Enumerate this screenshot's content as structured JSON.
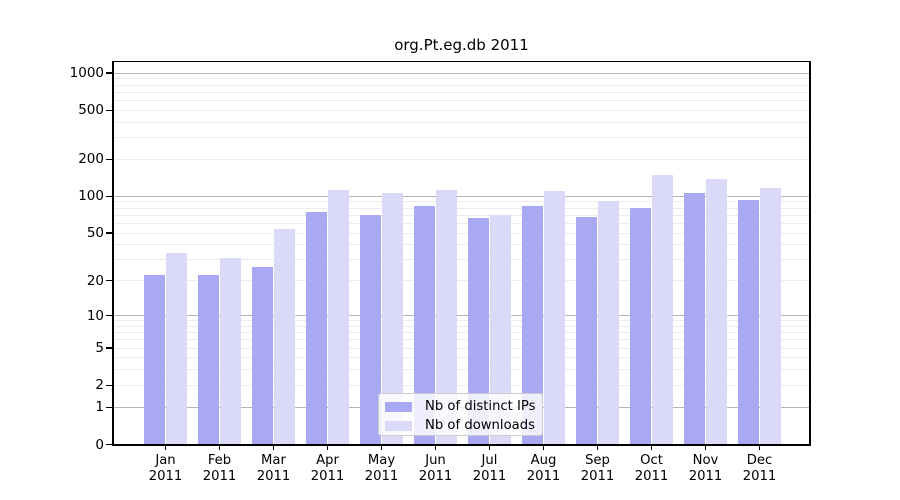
{
  "figure": {
    "background": "#ffffff"
  },
  "chart_data": {
    "type": "bar",
    "title": "org.Pt.eg.db 2011",
    "categories": [
      "Jan 2011",
      "Feb 2011",
      "Mar 2011",
      "Apr 2011",
      "May 2011",
      "Jun 2011",
      "Jul 2011",
      "Aug 2011",
      "Sep 2011",
      "Oct 2011",
      "Nov 2011",
      "Dec 2011"
    ],
    "x_tick_months": [
      "Jan",
      "Feb",
      "Mar",
      "Apr",
      "May",
      "Jun",
      "Jul",
      "Aug",
      "Sep",
      "Oct",
      "Nov",
      "Dec"
    ],
    "x_tick_year": "2011",
    "series": [
      {
        "name": "Nb of distinct IPs",
        "color": "#a9a9f3",
        "values": [
          22,
          22,
          26,
          74,
          70,
          83,
          66,
          82,
          67,
          80,
          106,
          92
        ]
      },
      {
        "name": "Nb of downloads",
        "color": "#dadaf8",
        "values": [
          34,
          31,
          54,
          112,
          105,
          112,
          70,
          109,
          90,
          147,
          138,
          115
        ]
      }
    ],
    "y_axis": {
      "scale": "log10(value+1)",
      "tick_values": [
        0,
        1,
        2,
        5,
        10,
        20,
        50,
        100,
        200,
        500,
        1000
      ],
      "major_grid_values": [
        1,
        10,
        100,
        1000
      ],
      "minor_grid_values": [
        2,
        3,
        4,
        5,
        6,
        7,
        8,
        9,
        20,
        30,
        40,
        50,
        60,
        70,
        80,
        90,
        200,
        300,
        400,
        500,
        600,
        700,
        800,
        900
      ],
      "major_grid_color": "#b5b5b5",
      "minor_grid_color": "#ececec",
      "ylim_top": 1200
    },
    "legend": {
      "position": "bottom-center"
    },
    "grid": true
  }
}
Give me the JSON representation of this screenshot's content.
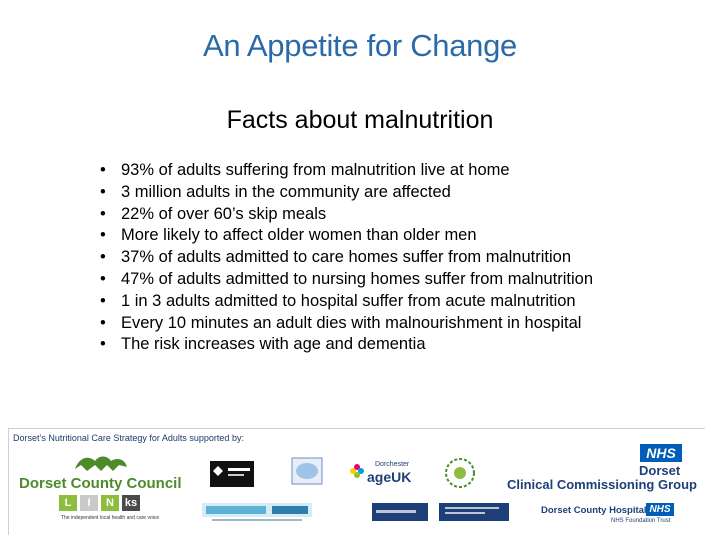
{
  "header": {
    "title": "An Appetite for Change"
  },
  "slide": {
    "title": "Facts about malnutrition",
    "bullet_char": "•",
    "facts": [
      "93% of adults suffering from malnutrition live at home",
      "3 million adults in the community are affected",
      "22% of over 60’s skip meals",
      "More likely to affect older women than older men",
      "37% of adults admitted to care homes suffer from malnutrition",
      "47% of adults admitted to nursing homes suffer from malnutrition",
      "1 in 3 adults admitted to hospital suffer from acute malnutrition",
      "Every 10 minutes an adult dies with malnourishment in hospital",
      "The risk increases with age and dementia"
    ]
  },
  "footer": {
    "caption": "Dorset’s Nutritional Care Strategy for Adults supported by:",
    "dcc_name": "Dorset County Council",
    "links_letters": [
      "L",
      "I",
      "N",
      "ks"
    ],
    "links_tag": "The independent local health and care voice",
    "dorchester": "Dorchester",
    "ageuk": "ageUK",
    "nhs": "NHS",
    "ccg_line1": "Dorset",
    "ccg_line2": "Clinical Commissioning Group",
    "hospital_name": "Dorset County Hospital",
    "hospital_trust": "NHS Foundation Trust"
  },
  "colors": {
    "title_blue": "#2a6aa8",
    "dcc_green": "#4d8a2a",
    "nhs_blue": "#005eb8",
    "ccg_navy": "#1f3f78"
  }
}
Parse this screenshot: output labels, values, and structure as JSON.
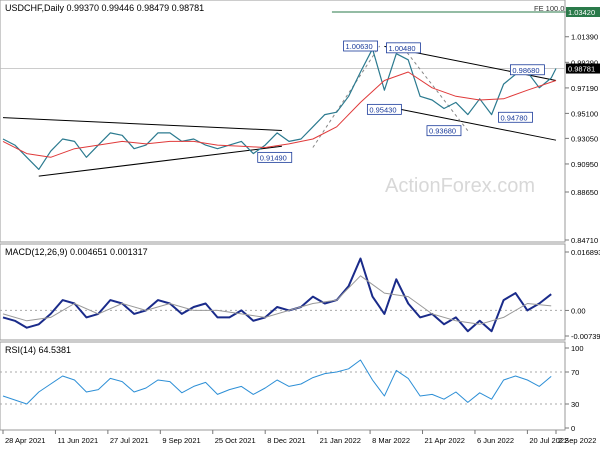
{
  "chart_data": [
    {
      "type": "line",
      "panel": "price",
      "title": "USDCHF,Daily  0.99370 0.99446 0.98479 0.98781",
      "symbol": "USDCHF,Daily",
      "ohlc": [
        "0.99370",
        "0.99446",
        "0.98479",
        "0.98781"
      ],
      "ylim": [
        0.8471,
        1.0342
      ],
      "yticks": [
        "1.03420",
        "1.01390",
        "0.99290",
        "0.97190",
        "0.95100",
        "0.93050",
        "0.90950",
        "0.88650",
        "0.84710"
      ],
      "current_price": "0.98781",
      "fib_label": "FE 100.0",
      "watermark": "ActionForex.com",
      "price_labels": [
        {
          "text": "1.00630",
          "t": 150,
          "v": 1.0063
        },
        {
          "text": "1.00480",
          "t": 168,
          "v": 1.0048
        },
        {
          "text": "0.95430",
          "t": 160,
          "v": 0.9543
        },
        {
          "text": "0.98680",
          "t": 220,
          "v": 0.9868
        },
        {
          "text": "0.94780",
          "t": 215,
          "v": 0.9478
        },
        {
          "text": "0.93680",
          "t": 185,
          "v": 0.9368
        },
        {
          "text": "0.91490",
          "t": 114,
          "v": 0.9149
        }
      ],
      "trendlines": [
        {
          "t1": 0,
          "v1": 0.9475,
          "t2": 117,
          "v2": 0.937,
          "color": "#000000"
        },
        {
          "t1": 15,
          "v1": 0.8995,
          "t2": 117,
          "v2": 0.924,
          "color": "#000000"
        },
        {
          "t1": 160,
          "v1": 1.006,
          "t2": 232,
          "v2": 0.978,
          "color": "#000000"
        },
        {
          "t1": 165,
          "v1": 0.955,
          "t2": 232,
          "v2": 0.929,
          "color": "#000000"
        },
        {
          "t1": 130,
          "v1": 0.923,
          "t2": 158,
          "v2": 1.0063,
          "color": "#888888",
          "dashed": true
        },
        {
          "t1": 168,
          "v1": 1.0048,
          "t2": 195,
          "v2": 0.9368,
          "color": "#888888",
          "dashed": true
        }
      ],
      "series": [
        {
          "name": "",
          "color": "#2b7a8f",
          "x": [
            0,
            5,
            10,
            15,
            20,
            25,
            30,
            35,
            40,
            45,
            50,
            55,
            60,
            65,
            70,
            75,
            80,
            85,
            90,
            95,
            100,
            105,
            110,
            115,
            120,
            125,
            130,
            135,
            140,
            145,
            150,
            155,
            160,
            165,
            170,
            175,
            180,
            185,
            190,
            195,
            200,
            205,
            210,
            215,
            220,
            225,
            230,
            232
          ],
          "values": [
            0.93,
            0.925,
            0.915,
            0.905,
            0.92,
            0.93,
            0.928,
            0.915,
            0.925,
            0.935,
            0.933,
            0.922,
            0.925,
            0.935,
            0.935,
            0.928,
            0.93,
            0.925,
            0.922,
            0.925,
            0.928,
            0.918,
            0.925,
            0.935,
            0.928,
            0.93,
            0.94,
            0.95,
            0.952,
            0.965,
            0.985,
            1.004,
            0.97,
            1.0,
            0.995,
            0.965,
            0.962,
            0.955,
            0.96,
            0.95,
            0.963,
            0.95,
            0.975,
            0.983,
            0.985,
            0.972,
            0.98,
            0.9878
          ]
        },
        {
          "name": "",
          "color": "#e03a3a",
          "x": [
            0,
            10,
            20,
            30,
            40,
            50,
            60,
            70,
            80,
            90,
            100,
            110,
            120,
            130,
            140,
            150,
            160,
            170,
            180,
            190,
            200,
            210,
            220,
            232
          ],
          "values": [
            0.928,
            0.918,
            0.915,
            0.922,
            0.925,
            0.928,
            0.926,
            0.928,
            0.928,
            0.925,
            0.924,
            0.923,
            0.926,
            0.93,
            0.94,
            0.96,
            0.978,
            0.985,
            0.972,
            0.965,
            0.962,
            0.963,
            0.97,
            0.978
          ]
        }
      ]
    },
    {
      "type": "line",
      "panel": "macd",
      "title": "MACD(12,26,9) 0.004651 0.001317",
      "ylim": [
        -0.00739,
        0.01689
      ],
      "yticks": [
        "0.016893",
        "0.00",
        "-0.007393"
      ],
      "series": [
        {
          "name": "",
          "color": "#1a2b8a",
          "x": [
            0,
            5,
            10,
            15,
            20,
            25,
            30,
            35,
            40,
            45,
            50,
            55,
            60,
            65,
            70,
            75,
            80,
            85,
            90,
            95,
            100,
            105,
            110,
            115,
            120,
            125,
            130,
            135,
            140,
            145,
            150,
            155,
            160,
            165,
            170,
            175,
            180,
            185,
            190,
            195,
            200,
            205,
            210,
            215,
            220,
            225,
            230
          ],
          "values": [
            -0.002,
            -0.003,
            -0.005,
            -0.004,
            -0.001,
            0.003,
            0.002,
            -0.002,
            -0.001,
            0.003,
            0.002,
            -0.001,
            0.0,
            0.003,
            0.002,
            -0.001,
            0.001,
            0.002,
            -0.002,
            -0.002,
            0.0,
            -0.003,
            -0.002,
            0.001,
            0.0,
            0.001,
            0.004,
            0.002,
            0.003,
            0.007,
            0.015,
            0.004,
            -0.001,
            0.009,
            0.002,
            -0.002,
            -0.001,
            -0.004,
            -0.002,
            -0.006,
            -0.003,
            -0.006,
            0.003,
            0.005,
            0.0,
            0.002,
            0.0047
          ]
        },
        {
          "name": "",
          "color": "#999999",
          "x": [
            0,
            10,
            20,
            30,
            40,
            50,
            60,
            70,
            80,
            90,
            100,
            110,
            120,
            130,
            140,
            150,
            160,
            170,
            180,
            190,
            200,
            210,
            220,
            230
          ],
          "values": [
            -0.001,
            -0.003,
            -0.002,
            0.002,
            -0.001,
            0.002,
            0.0,
            0.002,
            0.0,
            0.0,
            -0.001,
            -0.002,
            0.0,
            0.002,
            0.003,
            0.01,
            0.005,
            0.004,
            -0.001,
            -0.003,
            -0.004,
            -0.002,
            0.002,
            0.0013
          ]
        }
      ]
    },
    {
      "type": "line",
      "panel": "rsi",
      "title": "RSI(14) 64.5381",
      "ylim": [
        0,
        100
      ],
      "yticks": [
        "100",
        "70",
        "30",
        "0"
      ],
      "series": [
        {
          "name": "",
          "color": "#2d8fd6",
          "x": [
            0,
            5,
            10,
            15,
            20,
            25,
            30,
            35,
            40,
            45,
            50,
            55,
            60,
            65,
            70,
            75,
            80,
            85,
            90,
            95,
            100,
            105,
            110,
            115,
            120,
            125,
            130,
            135,
            140,
            145,
            150,
            155,
            160,
            165,
            170,
            175,
            180,
            185,
            190,
            195,
            200,
            205,
            210,
            215,
            220,
            225,
            230
          ],
          "values": [
            40,
            35,
            30,
            45,
            55,
            65,
            60,
            45,
            48,
            62,
            58,
            45,
            50,
            60,
            58,
            44,
            52,
            57,
            42,
            48,
            52,
            42,
            50,
            60,
            52,
            55,
            63,
            68,
            70,
            74,
            85,
            60,
            40,
            72,
            62,
            40,
            42,
            36,
            45,
            32,
            44,
            36,
            60,
            65,
            60,
            52,
            64.5
          ]
        }
      ]
    }
  ],
  "x_axis_labels": [
    "28 Apr 2021",
    "11 Jun 2021",
    "27 Jul 2021",
    "9 Sep 2021",
    "25 Oct 2021",
    "8 Dec 2021",
    "21 Jan 2022",
    "8 Mar 2022",
    "21 Apr 2022",
    "6 Jun 2022",
    "20 Jul 2022",
    "2 Sep 2022"
  ],
  "x_axis_ticks": [
    0,
    22,
    44,
    66,
    88,
    110,
    132,
    154,
    176,
    198,
    220,
    232
  ]
}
|---|
Pick out every line above that holds the word "malnutrition" and copy it.

**FINAL ANSWER**
    "title": "Facts about malnutrition",
      "93% of adults suffering from malnutrition live at home",
      "37% of adults admitted to care homes suffer from malnutrition",
      "47% of adults admitted to nursing homes suffer from malnutrition",
      "1 in 3 adults admitted to hospital suffer from acute malnutrition",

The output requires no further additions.